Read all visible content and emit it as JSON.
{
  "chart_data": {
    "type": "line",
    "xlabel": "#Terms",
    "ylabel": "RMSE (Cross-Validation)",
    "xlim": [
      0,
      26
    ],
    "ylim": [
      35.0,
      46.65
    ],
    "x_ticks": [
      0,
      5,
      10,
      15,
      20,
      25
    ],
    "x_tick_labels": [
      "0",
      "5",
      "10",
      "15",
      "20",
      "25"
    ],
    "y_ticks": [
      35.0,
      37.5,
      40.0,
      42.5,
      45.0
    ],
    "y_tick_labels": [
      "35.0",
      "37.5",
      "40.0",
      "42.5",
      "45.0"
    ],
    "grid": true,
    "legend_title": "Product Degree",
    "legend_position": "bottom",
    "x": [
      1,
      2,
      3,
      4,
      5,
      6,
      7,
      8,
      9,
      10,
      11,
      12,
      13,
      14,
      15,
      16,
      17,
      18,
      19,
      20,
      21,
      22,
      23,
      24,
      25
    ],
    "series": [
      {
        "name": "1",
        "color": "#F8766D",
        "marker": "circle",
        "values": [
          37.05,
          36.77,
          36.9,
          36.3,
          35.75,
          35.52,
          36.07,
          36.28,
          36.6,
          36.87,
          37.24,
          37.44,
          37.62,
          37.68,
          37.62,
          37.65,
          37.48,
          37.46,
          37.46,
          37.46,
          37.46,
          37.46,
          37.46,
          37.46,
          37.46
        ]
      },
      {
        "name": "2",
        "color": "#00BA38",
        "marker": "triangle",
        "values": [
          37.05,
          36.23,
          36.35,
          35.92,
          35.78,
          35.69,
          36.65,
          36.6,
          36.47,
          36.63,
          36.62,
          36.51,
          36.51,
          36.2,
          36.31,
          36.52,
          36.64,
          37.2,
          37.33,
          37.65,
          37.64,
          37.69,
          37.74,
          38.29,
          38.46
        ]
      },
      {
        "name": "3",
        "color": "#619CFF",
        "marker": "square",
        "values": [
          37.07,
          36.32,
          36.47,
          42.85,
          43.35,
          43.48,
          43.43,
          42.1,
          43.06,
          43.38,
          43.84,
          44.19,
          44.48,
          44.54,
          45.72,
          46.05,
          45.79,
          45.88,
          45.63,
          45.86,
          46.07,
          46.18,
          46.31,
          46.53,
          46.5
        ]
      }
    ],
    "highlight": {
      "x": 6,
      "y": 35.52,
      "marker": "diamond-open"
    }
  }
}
--
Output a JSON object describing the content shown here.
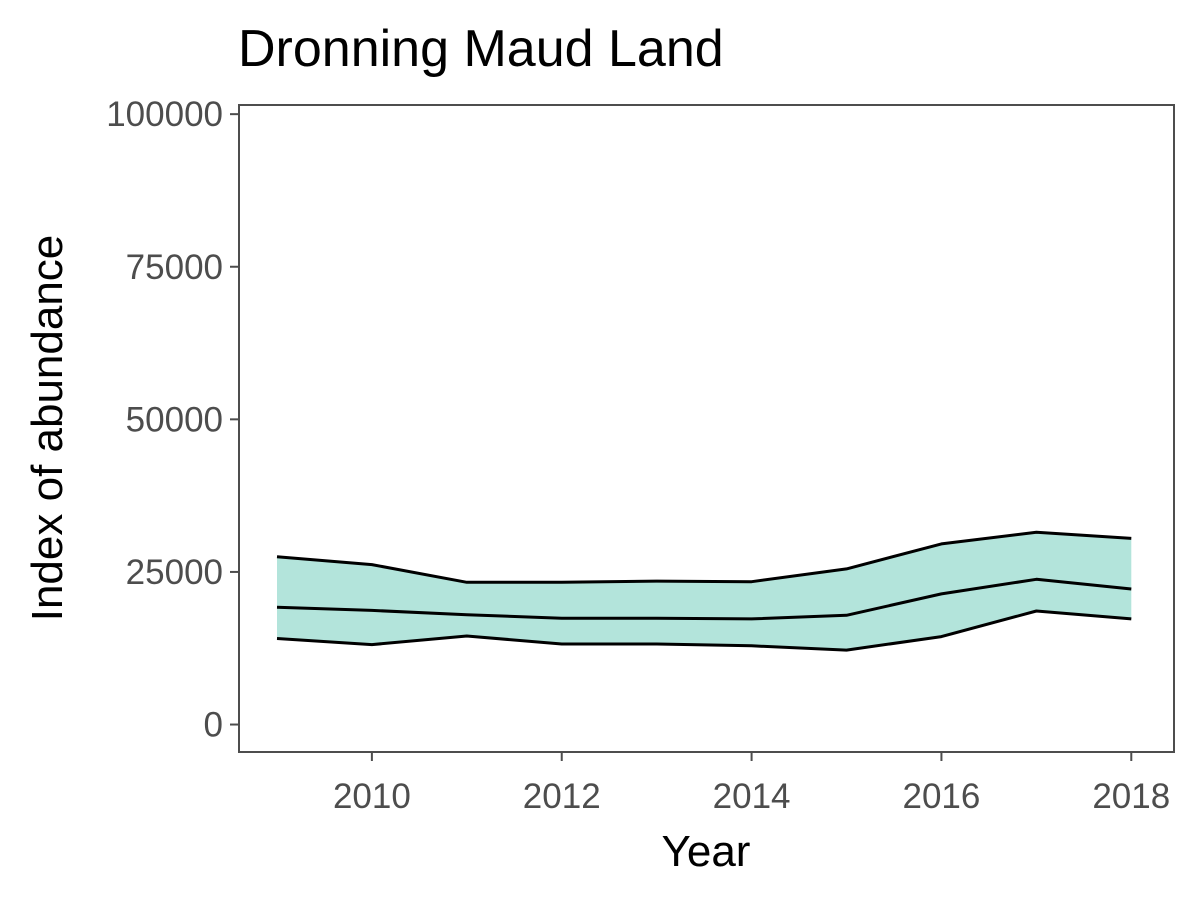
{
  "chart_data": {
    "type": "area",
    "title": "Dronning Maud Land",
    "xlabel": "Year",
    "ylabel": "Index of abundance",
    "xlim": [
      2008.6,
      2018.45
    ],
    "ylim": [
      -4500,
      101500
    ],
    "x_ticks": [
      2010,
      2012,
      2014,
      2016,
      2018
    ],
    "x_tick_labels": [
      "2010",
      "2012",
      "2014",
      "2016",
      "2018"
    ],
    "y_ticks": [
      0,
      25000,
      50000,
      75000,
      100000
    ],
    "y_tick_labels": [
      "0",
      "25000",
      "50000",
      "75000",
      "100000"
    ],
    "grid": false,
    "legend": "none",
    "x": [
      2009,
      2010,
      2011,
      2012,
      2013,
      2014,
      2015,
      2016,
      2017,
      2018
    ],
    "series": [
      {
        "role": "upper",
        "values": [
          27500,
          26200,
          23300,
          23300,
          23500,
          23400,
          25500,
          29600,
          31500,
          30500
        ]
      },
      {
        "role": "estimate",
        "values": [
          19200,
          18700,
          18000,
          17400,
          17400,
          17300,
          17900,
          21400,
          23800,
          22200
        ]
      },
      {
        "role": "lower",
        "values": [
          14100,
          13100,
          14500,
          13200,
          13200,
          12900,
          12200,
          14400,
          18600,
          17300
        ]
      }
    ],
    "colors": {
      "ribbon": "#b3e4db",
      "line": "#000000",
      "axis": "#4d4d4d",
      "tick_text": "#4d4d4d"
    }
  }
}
--
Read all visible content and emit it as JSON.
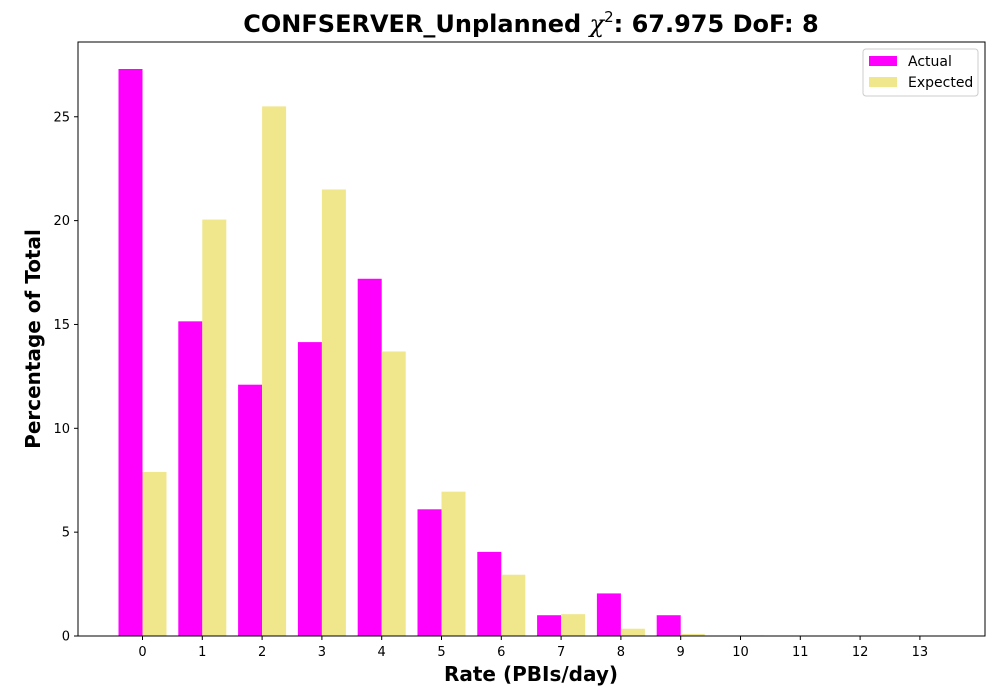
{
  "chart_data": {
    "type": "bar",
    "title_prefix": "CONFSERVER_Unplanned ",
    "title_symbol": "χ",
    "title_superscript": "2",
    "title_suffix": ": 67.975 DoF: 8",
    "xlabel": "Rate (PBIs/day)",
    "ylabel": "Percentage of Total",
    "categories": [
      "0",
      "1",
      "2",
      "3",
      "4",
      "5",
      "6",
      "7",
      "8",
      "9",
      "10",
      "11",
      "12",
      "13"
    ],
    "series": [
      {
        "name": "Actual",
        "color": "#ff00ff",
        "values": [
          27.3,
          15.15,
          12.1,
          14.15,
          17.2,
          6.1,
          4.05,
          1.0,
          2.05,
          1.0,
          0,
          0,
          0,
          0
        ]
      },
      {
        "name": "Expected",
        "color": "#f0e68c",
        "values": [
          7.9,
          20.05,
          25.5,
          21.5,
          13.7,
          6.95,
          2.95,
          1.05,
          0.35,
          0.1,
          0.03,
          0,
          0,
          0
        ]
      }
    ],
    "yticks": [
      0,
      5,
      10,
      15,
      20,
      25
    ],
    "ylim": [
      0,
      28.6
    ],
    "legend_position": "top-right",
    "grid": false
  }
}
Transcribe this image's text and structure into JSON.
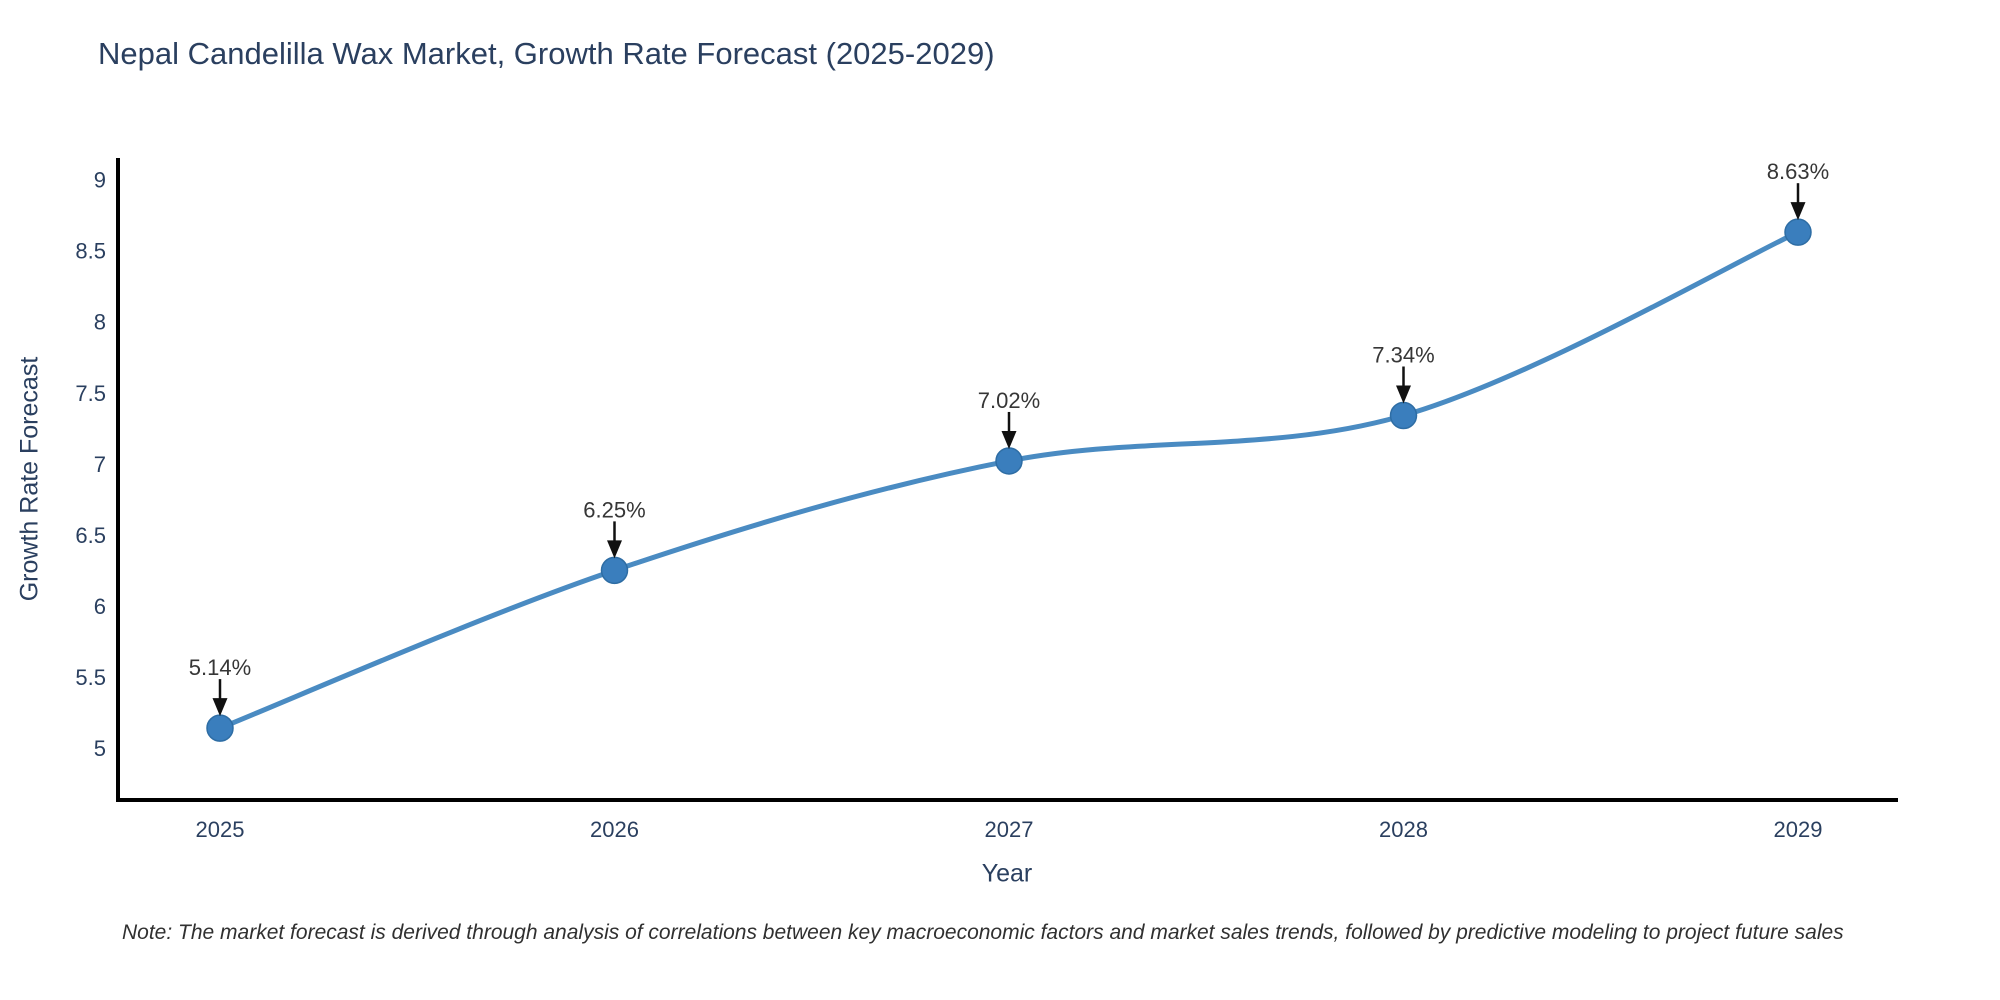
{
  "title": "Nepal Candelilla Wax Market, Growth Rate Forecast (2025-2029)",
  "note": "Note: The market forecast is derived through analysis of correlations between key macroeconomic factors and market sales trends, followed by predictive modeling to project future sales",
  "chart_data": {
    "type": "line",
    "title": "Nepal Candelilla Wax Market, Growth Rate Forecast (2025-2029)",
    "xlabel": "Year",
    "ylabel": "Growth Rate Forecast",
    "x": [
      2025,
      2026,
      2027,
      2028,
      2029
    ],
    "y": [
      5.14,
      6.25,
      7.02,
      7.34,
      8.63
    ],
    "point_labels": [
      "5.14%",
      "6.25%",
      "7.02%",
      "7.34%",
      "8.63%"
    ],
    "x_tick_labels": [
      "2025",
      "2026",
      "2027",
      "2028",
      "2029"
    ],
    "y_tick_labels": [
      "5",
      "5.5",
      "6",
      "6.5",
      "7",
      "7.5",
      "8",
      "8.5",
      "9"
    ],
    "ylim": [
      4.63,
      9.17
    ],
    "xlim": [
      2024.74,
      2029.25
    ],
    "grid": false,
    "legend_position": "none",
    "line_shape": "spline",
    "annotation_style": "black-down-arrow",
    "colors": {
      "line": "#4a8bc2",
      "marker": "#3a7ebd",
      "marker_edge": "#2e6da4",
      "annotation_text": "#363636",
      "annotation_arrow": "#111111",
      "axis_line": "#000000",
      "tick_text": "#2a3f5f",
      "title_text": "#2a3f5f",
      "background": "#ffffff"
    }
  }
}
--
## Work to do
Of the lines in the listing, how many hold the word "Candelilla"? Nothing but the number is needed.

## Solution to the exercise
2